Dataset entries
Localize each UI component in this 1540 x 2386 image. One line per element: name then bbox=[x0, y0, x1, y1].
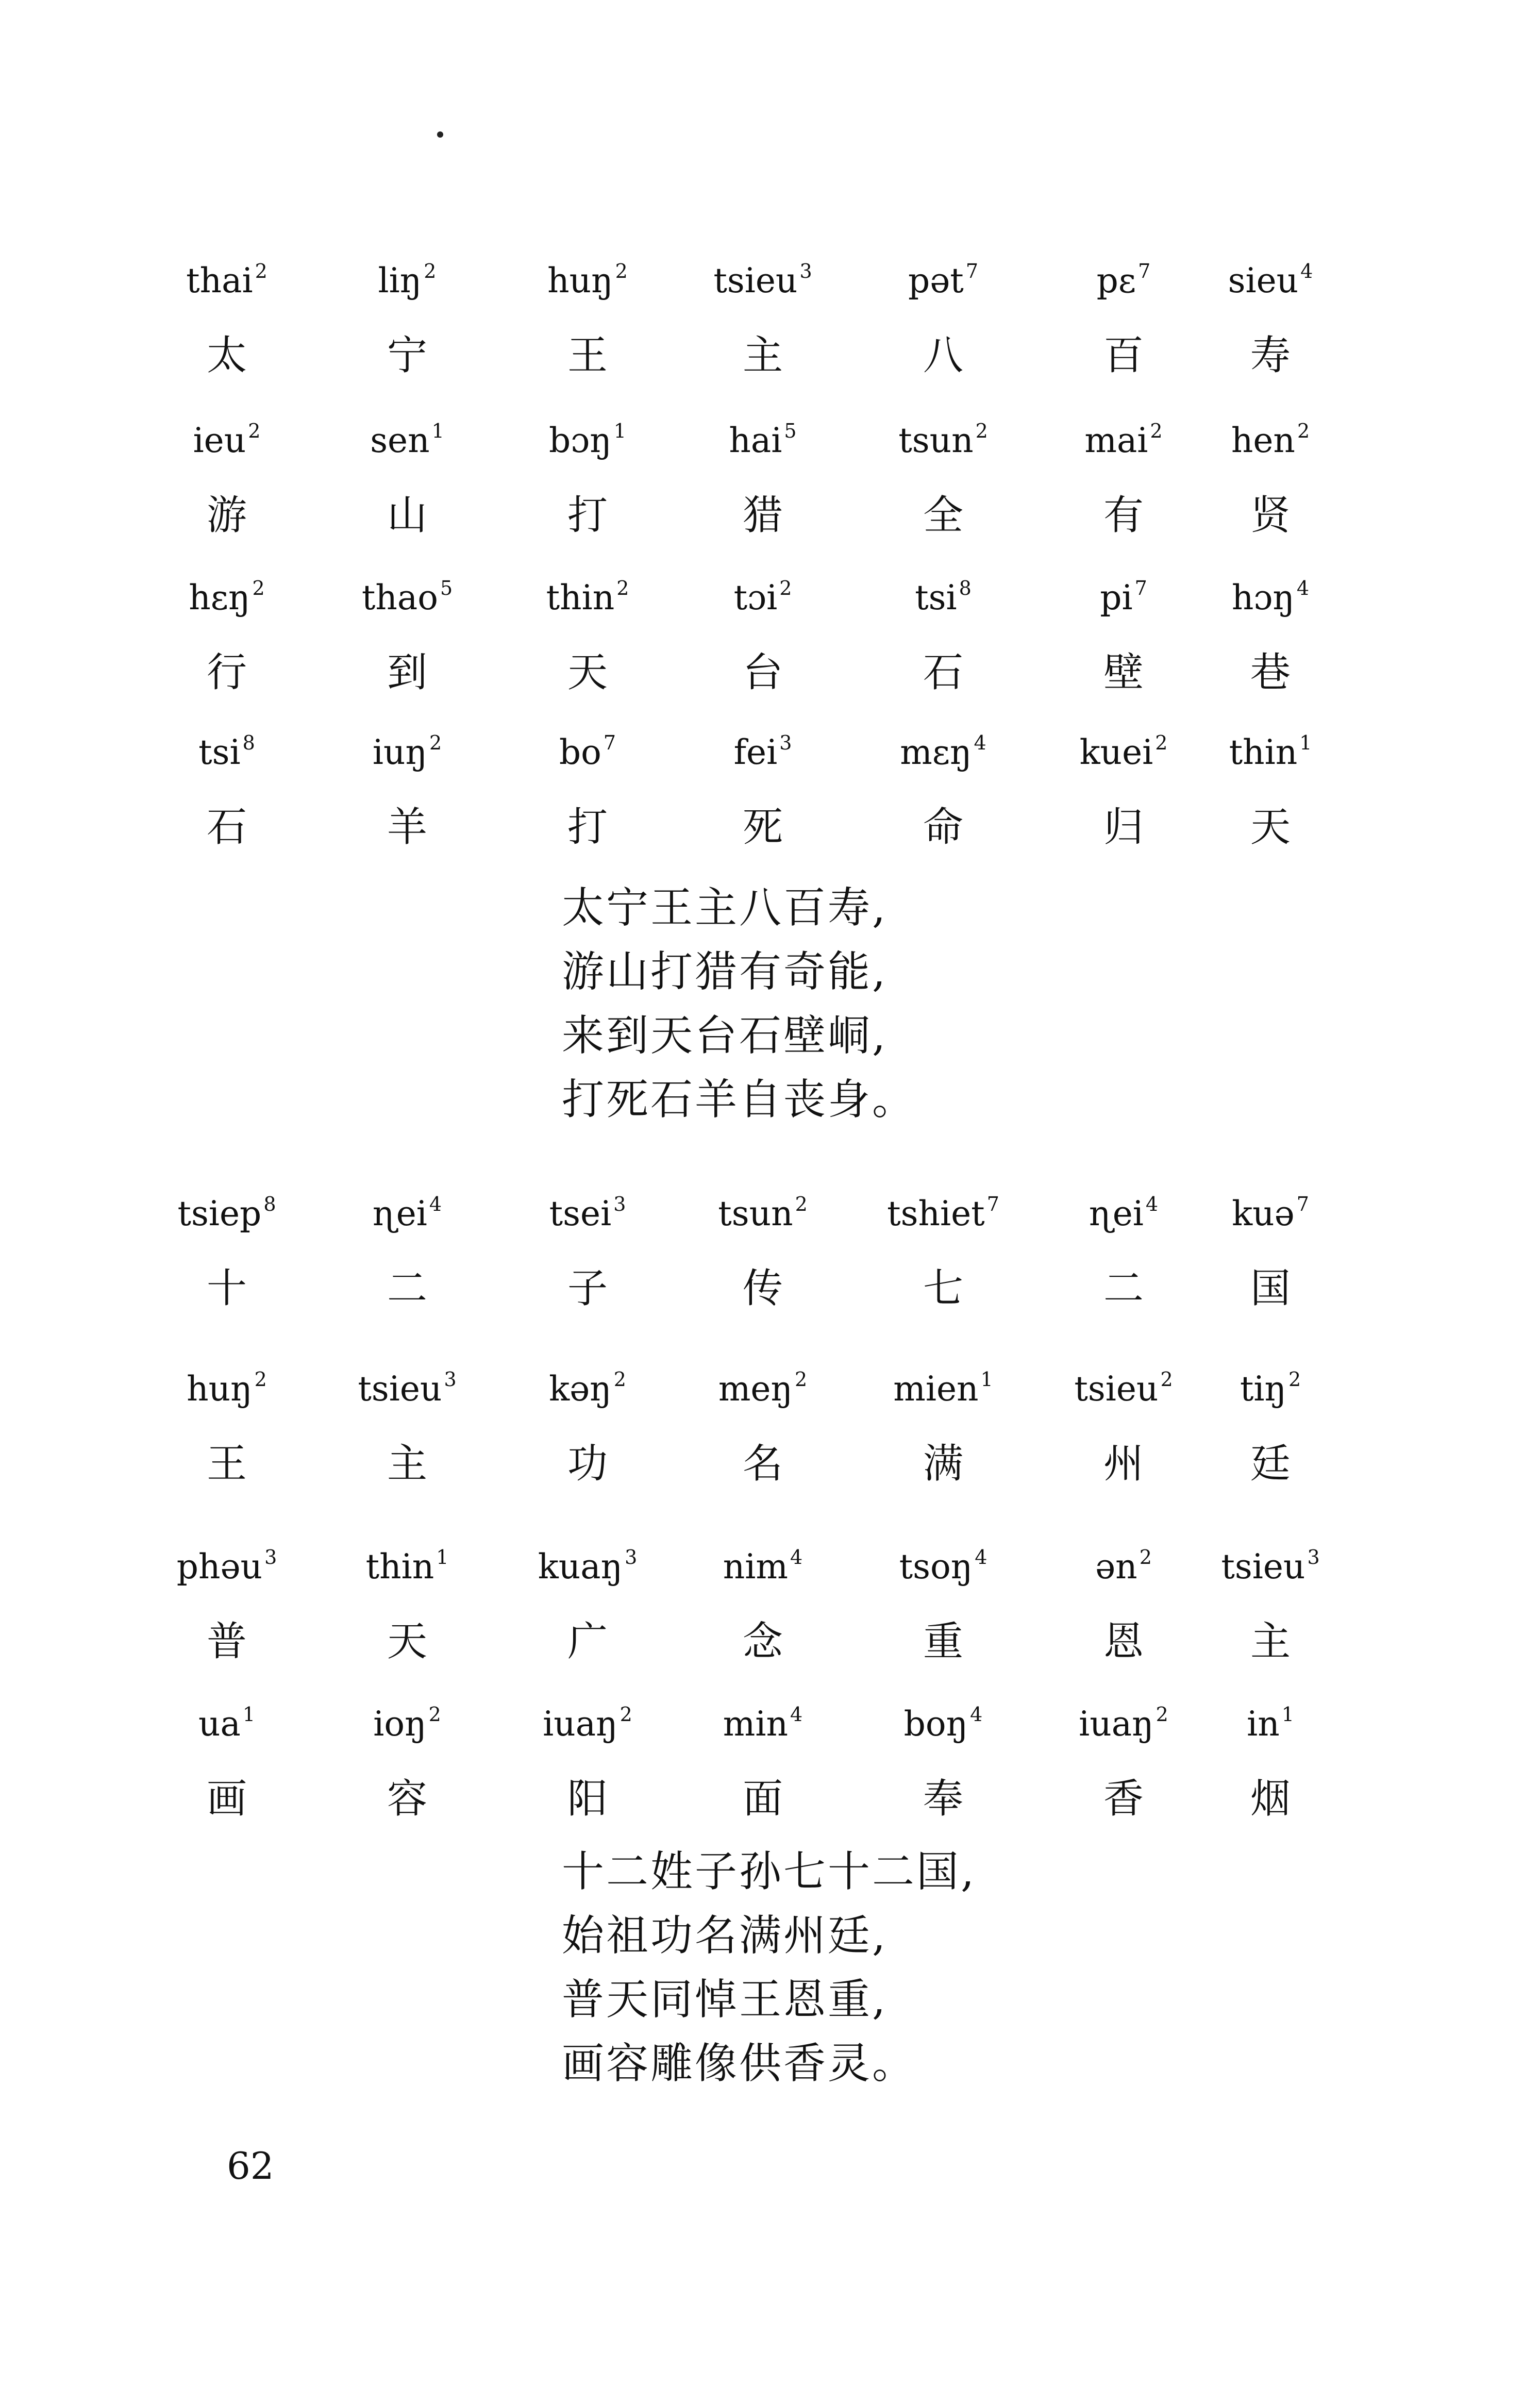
romanization bbox=[861, 729, 1026, 776]
tone-number: 1 bbox=[980, 1368, 993, 1391]
gloss-row bbox=[0, 1544, 1540, 1698]
romanization bbox=[1041, 575, 1206, 621]
romanization bbox=[861, 418, 1026, 464]
syllable: sen bbox=[370, 421, 430, 460]
chinese-character: 七 bbox=[923, 1265, 963, 1312]
romanization bbox=[505, 729, 670, 776]
romanization bbox=[144, 1366, 309, 1412]
syllable: ɳei bbox=[372, 1194, 427, 1233]
syllable: tsiep bbox=[177, 1194, 262, 1233]
chinese-character: 太 bbox=[206, 332, 247, 379]
chinese-character: 游 bbox=[206, 492, 247, 539]
syllable: tsi bbox=[198, 732, 241, 772]
tone-number: 8 bbox=[959, 577, 972, 599]
romanization bbox=[325, 729, 490, 776]
romanization bbox=[1188, 1701, 1353, 1747]
syllable: liŋ bbox=[378, 261, 422, 301]
syllable: thin bbox=[365, 1547, 434, 1587]
romanization bbox=[1188, 418, 1353, 464]
syllable: iuŋ bbox=[372, 732, 427, 772]
romanization bbox=[861, 1701, 1026, 1747]
romanization bbox=[325, 1366, 490, 1412]
chinese-character: 天 bbox=[567, 649, 608, 696]
chinese-character: 念 bbox=[742, 1619, 783, 1665]
chinese-character: 八 bbox=[923, 332, 963, 379]
chinese-character: 天 bbox=[1250, 804, 1291, 850]
tone-number: 4 bbox=[1296, 577, 1310, 599]
tone-number: 2 bbox=[248, 420, 261, 442]
tone-number: 2 bbox=[424, 260, 437, 282]
tone-number: 2 bbox=[975, 420, 988, 442]
chinese-character: 奉 bbox=[923, 1776, 963, 1822]
tone-number: 7 bbox=[965, 260, 979, 282]
chinese-character: 羊 bbox=[387, 804, 427, 850]
chinese-character: 十 bbox=[206, 1265, 247, 1312]
tone-number: 4 bbox=[1145, 1193, 1159, 1215]
romanization bbox=[325, 575, 490, 621]
syllable: boŋ bbox=[903, 1704, 968, 1744]
romanization bbox=[1041, 729, 1206, 776]
tone-number: 3 bbox=[779, 731, 792, 754]
tone-number: 8 bbox=[242, 731, 255, 754]
chinese-character: 壁 bbox=[1103, 649, 1144, 696]
chinese-character: 行 bbox=[206, 649, 247, 696]
romanization bbox=[505, 258, 670, 304]
romanization bbox=[1188, 1544, 1353, 1590]
stanza-1-verse bbox=[562, 876, 916, 1132]
chinese-character: 恩 bbox=[1103, 1619, 1144, 1665]
tone-number: 7 bbox=[1138, 260, 1151, 282]
tone-number: 4 bbox=[1300, 260, 1313, 282]
romanization bbox=[1041, 1544, 1206, 1590]
verse-line: 来到天台石壁峒, bbox=[562, 1011, 888, 1060]
syllable: tsun bbox=[718, 1194, 793, 1233]
chinese-character: 廷 bbox=[1250, 1441, 1291, 1487]
romanization bbox=[505, 1191, 670, 1237]
tone-number: 4 bbox=[974, 731, 986, 754]
tone-number: 5 bbox=[440, 577, 453, 599]
tone-number: 8 bbox=[263, 1193, 276, 1215]
syllable: hai bbox=[729, 421, 782, 460]
verse-line: 太宁王主八百寿, bbox=[562, 883, 888, 932]
chinese-character: 普 bbox=[206, 1619, 247, 1665]
romanization bbox=[325, 418, 490, 464]
syllable: iuaŋ bbox=[1079, 1704, 1154, 1744]
romanization bbox=[144, 1191, 309, 1237]
tone-number: 2 bbox=[615, 260, 628, 282]
syllable: hɔŋ bbox=[1231, 578, 1295, 618]
syllable: pɛ bbox=[1096, 261, 1136, 301]
syllable: kuaŋ bbox=[538, 1547, 623, 1587]
tone-number: 1 bbox=[613, 420, 626, 442]
tone-number: 2 bbox=[1160, 1368, 1173, 1391]
syllable: mɛŋ bbox=[900, 732, 972, 772]
chinese-character: 功 bbox=[567, 1441, 608, 1487]
syllable: kuei bbox=[1079, 732, 1153, 772]
romanization bbox=[144, 1544, 309, 1590]
romanization bbox=[144, 1701, 309, 1747]
dot-mark bbox=[437, 131, 443, 138]
tone-number: 2 bbox=[1150, 420, 1163, 442]
romanization bbox=[861, 1544, 1026, 1590]
page-number: 62 bbox=[227, 2144, 274, 2188]
tone-number: 2 bbox=[1155, 731, 1168, 754]
syllable: ɳei bbox=[1089, 1194, 1144, 1233]
tone-number: 2 bbox=[620, 1703, 632, 1726]
chinese-character: 王 bbox=[567, 332, 608, 379]
tone-number: 7 bbox=[603, 731, 616, 754]
chinese-character: 画 bbox=[206, 1776, 247, 1822]
romanization bbox=[680, 729, 845, 776]
syllable: nim bbox=[723, 1547, 788, 1587]
tone-number: 1 bbox=[242, 1703, 256, 1726]
syllable: fei bbox=[733, 732, 778, 772]
syllable: phəu bbox=[176, 1547, 263, 1587]
syllable: mai bbox=[1084, 421, 1148, 460]
romanization bbox=[861, 1191, 1026, 1237]
tone-number: 7 bbox=[986, 1193, 999, 1215]
chinese-character: 猎 bbox=[742, 492, 783, 539]
chinese-character: 归 bbox=[1103, 804, 1144, 850]
tone-number: 4 bbox=[790, 1703, 803, 1726]
romanization bbox=[325, 1191, 490, 1237]
chinese-character: 王 bbox=[206, 1441, 247, 1487]
tone-number: 2 bbox=[795, 1193, 808, 1215]
tone-number: 2 bbox=[428, 1703, 441, 1726]
syllable: ua bbox=[198, 1704, 241, 1744]
chinese-character: 到 bbox=[387, 649, 427, 696]
tone-number: 2 bbox=[1139, 1546, 1152, 1569]
romanization bbox=[680, 1701, 845, 1747]
syllable: iuaŋ bbox=[543, 1704, 618, 1744]
chinese-character: 主 bbox=[387, 1441, 427, 1487]
romanization bbox=[1041, 1366, 1206, 1412]
syllable: thin bbox=[546, 578, 615, 618]
chinese-character: 阳 bbox=[567, 1776, 608, 1822]
chinese-character: 山 bbox=[387, 492, 427, 539]
gloss-row bbox=[0, 1701, 1540, 1856]
syllable: tɔi bbox=[733, 578, 778, 618]
tone-number: 2 bbox=[1297, 420, 1310, 442]
tone-number: 2 bbox=[1156, 1703, 1168, 1726]
tone-number: 2 bbox=[616, 577, 629, 599]
syllable: in bbox=[1247, 1704, 1280, 1744]
tone-number: 7 bbox=[1134, 577, 1147, 599]
chinese-character: 贤 bbox=[1250, 492, 1291, 539]
syllable: tsieu bbox=[1221, 1547, 1305, 1587]
romanization bbox=[680, 1544, 845, 1590]
chinese-character: 满 bbox=[923, 1441, 963, 1487]
chinese-character: 名 bbox=[742, 1441, 783, 1487]
tone-number: 3 bbox=[444, 1368, 457, 1391]
verse-line: 画容雕像供香灵。 bbox=[562, 2039, 917, 2088]
syllable: ən bbox=[1095, 1547, 1137, 1587]
tone-number: 2 bbox=[794, 1368, 808, 1391]
romanization bbox=[680, 418, 845, 464]
romanization bbox=[505, 1366, 670, 1412]
romanization bbox=[680, 1191, 845, 1237]
romanization bbox=[505, 418, 670, 464]
verse-line: 游山打猎有奇能, bbox=[562, 947, 888, 996]
chinese-character: 宁 bbox=[387, 332, 427, 379]
chinese-character: 天 bbox=[387, 1619, 427, 1665]
tone-number: 3 bbox=[264, 1546, 277, 1569]
romanization bbox=[505, 575, 670, 621]
syllable: thao bbox=[361, 578, 438, 618]
tone-number: 2 bbox=[779, 577, 792, 599]
syllable: min bbox=[723, 1704, 788, 1744]
tone-number: 4 bbox=[975, 1546, 987, 1569]
chinese-character: 全 bbox=[923, 492, 963, 539]
chinese-character: 二 bbox=[1103, 1265, 1144, 1312]
tone-number: 1 bbox=[1281, 1703, 1294, 1726]
syllable: tsun bbox=[898, 421, 974, 460]
syllable: tshiet bbox=[887, 1194, 985, 1233]
romanization bbox=[325, 1544, 490, 1590]
tone-number: 5 bbox=[784, 420, 797, 442]
romanization bbox=[1041, 1191, 1206, 1237]
romanization bbox=[505, 1701, 670, 1747]
syllable: bo bbox=[559, 732, 601, 772]
syllable: thai bbox=[186, 261, 253, 301]
verse-line: 十二姓子孙七十二国, bbox=[562, 1847, 977, 1896]
verse-line: 打死石羊自丧身。 bbox=[562, 1075, 917, 1124]
tone-number: 1 bbox=[431, 420, 444, 442]
verse-line: 始祖功名满州廷, bbox=[562, 1911, 888, 1960]
syllable: ioŋ bbox=[373, 1704, 427, 1744]
syllable: tiŋ bbox=[1240, 1369, 1286, 1409]
romanization bbox=[680, 1366, 845, 1412]
chinese-character: 石 bbox=[923, 649, 963, 696]
chinese-character: 烟 bbox=[1250, 1776, 1291, 1822]
romanization bbox=[1041, 1701, 1206, 1747]
syllable: bɔŋ bbox=[549, 421, 612, 460]
chinese-character: 台 bbox=[742, 649, 783, 696]
romanization bbox=[144, 729, 309, 776]
chinese-character: 死 bbox=[742, 804, 783, 850]
romanization bbox=[1188, 1191, 1353, 1237]
gloss-row bbox=[0, 729, 1540, 884]
gloss-row bbox=[0, 1366, 1540, 1521]
romanization bbox=[1188, 729, 1353, 776]
romanization bbox=[325, 258, 490, 304]
verse-line: 普天同悼王恩重, bbox=[562, 1975, 888, 2024]
syllable: kəŋ bbox=[549, 1369, 612, 1409]
romanization bbox=[680, 258, 845, 304]
chinese-character: 打 bbox=[567, 492, 608, 539]
chinese-character: 国 bbox=[1250, 1265, 1291, 1312]
syllable: huŋ bbox=[187, 1369, 253, 1409]
tone-number: 2 bbox=[613, 1368, 626, 1391]
tone-number: 2 bbox=[1288, 1368, 1301, 1391]
romanization bbox=[1188, 258, 1353, 304]
syllable: tsieu bbox=[1074, 1369, 1159, 1409]
tone-number: 2 bbox=[429, 731, 442, 754]
romanization bbox=[505, 1544, 670, 1590]
chinese-character: 打 bbox=[567, 804, 608, 850]
romanization bbox=[1188, 575, 1353, 621]
syllable: hɛŋ bbox=[189, 578, 250, 618]
chinese-character: 子 bbox=[567, 1265, 608, 1312]
chinese-character: 香 bbox=[1103, 1776, 1144, 1822]
syllable: meŋ bbox=[718, 1369, 793, 1409]
tone-number: 1 bbox=[1299, 731, 1312, 754]
chinese-character: 面 bbox=[742, 1776, 783, 1822]
syllable: ieu bbox=[193, 421, 246, 460]
syllable: pət bbox=[908, 261, 964, 301]
tone-number: 1 bbox=[436, 1546, 449, 1569]
tone-number: 2 bbox=[255, 260, 267, 282]
chinese-character: 州 bbox=[1103, 1441, 1144, 1487]
syllable: tsieu bbox=[358, 1369, 442, 1409]
syllable: tsieu bbox=[713, 261, 798, 301]
syllable: tsei bbox=[549, 1194, 612, 1233]
tone-number: 3 bbox=[613, 1193, 626, 1215]
stanza-2-verse bbox=[562, 1840, 976, 2096]
romanization bbox=[325, 1701, 490, 1747]
tone-number: 4 bbox=[970, 1703, 983, 1726]
tone-number: 7 bbox=[1296, 1193, 1309, 1215]
gloss-row bbox=[0, 258, 1540, 412]
chinese-character: 二 bbox=[387, 1265, 427, 1312]
gloss-row bbox=[0, 575, 1540, 729]
romanization bbox=[1041, 258, 1206, 304]
gloss-row bbox=[0, 1191, 1540, 1345]
chinese-character: 主 bbox=[742, 332, 783, 379]
syllable: mien bbox=[893, 1369, 979, 1409]
gloss-row bbox=[0, 418, 1540, 572]
syllable: huŋ bbox=[547, 261, 613, 301]
tone-number: 2 bbox=[254, 1368, 267, 1391]
romanization bbox=[144, 575, 309, 621]
syllable: thin bbox=[1229, 732, 1298, 772]
chinese-character: 容 bbox=[387, 1776, 427, 1822]
syllable: sieu bbox=[1228, 261, 1299, 301]
chinese-character: 广 bbox=[567, 1619, 608, 1665]
tone-number: 3 bbox=[1307, 1546, 1320, 1569]
romanization bbox=[861, 258, 1026, 304]
tone-number: 3 bbox=[625, 1546, 638, 1569]
tone-number: 3 bbox=[799, 260, 812, 282]
romanization bbox=[1041, 418, 1206, 464]
romanization bbox=[861, 575, 1026, 621]
syllable: kuə bbox=[1232, 1194, 1295, 1233]
chinese-character: 有 bbox=[1103, 492, 1144, 539]
chinese-character: 主 bbox=[1250, 1619, 1291, 1665]
tone-number: 2 bbox=[252, 577, 265, 599]
syllable: tsi bbox=[915, 578, 957, 618]
tone-number: 4 bbox=[429, 1193, 442, 1215]
chinese-character: 石 bbox=[206, 804, 247, 850]
syllable: pi bbox=[1100, 578, 1133, 618]
romanization bbox=[1188, 1366, 1353, 1412]
chinese-character: 巷 bbox=[1250, 649, 1291, 696]
romanization bbox=[861, 1366, 1026, 1412]
tone-number: 4 bbox=[790, 1546, 803, 1569]
syllable: tsoŋ bbox=[899, 1547, 973, 1587]
chinese-character: 百 bbox=[1103, 332, 1144, 379]
syllable: hen bbox=[1231, 421, 1295, 460]
romanization bbox=[680, 575, 845, 621]
chinese-character: 命 bbox=[923, 804, 963, 850]
chinese-character: 传 bbox=[742, 1265, 783, 1312]
romanization bbox=[144, 418, 309, 464]
chinese-character: 重 bbox=[923, 1619, 963, 1665]
chinese-character: 寿 bbox=[1250, 332, 1291, 379]
romanization bbox=[144, 258, 309, 304]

**What to do**
Copy out the entries above verbatim, starting with the line that contains "romanization bbox=[861, 729, 1026, 776]" and going on through the line that contains "syllable: ɳei bbox=[372, 1194, 427, 1233]", with both of those lines included.

**Answer to this task**
romanization bbox=[861, 729, 1026, 776]
tone-number: 1 bbox=[980, 1368, 993, 1391]
gloss-row bbox=[0, 1544, 1540, 1698]
romanization bbox=[1041, 575, 1206, 621]
romanization bbox=[861, 418, 1026, 464]
syllable: sen bbox=[370, 421, 430, 460]
chinese-character: 七 bbox=[923, 1265, 963, 1312]
romanization bbox=[505, 729, 670, 776]
romanization bbox=[144, 1366, 309, 1412]
syllable: ɳei bbox=[372, 1194, 427, 1233]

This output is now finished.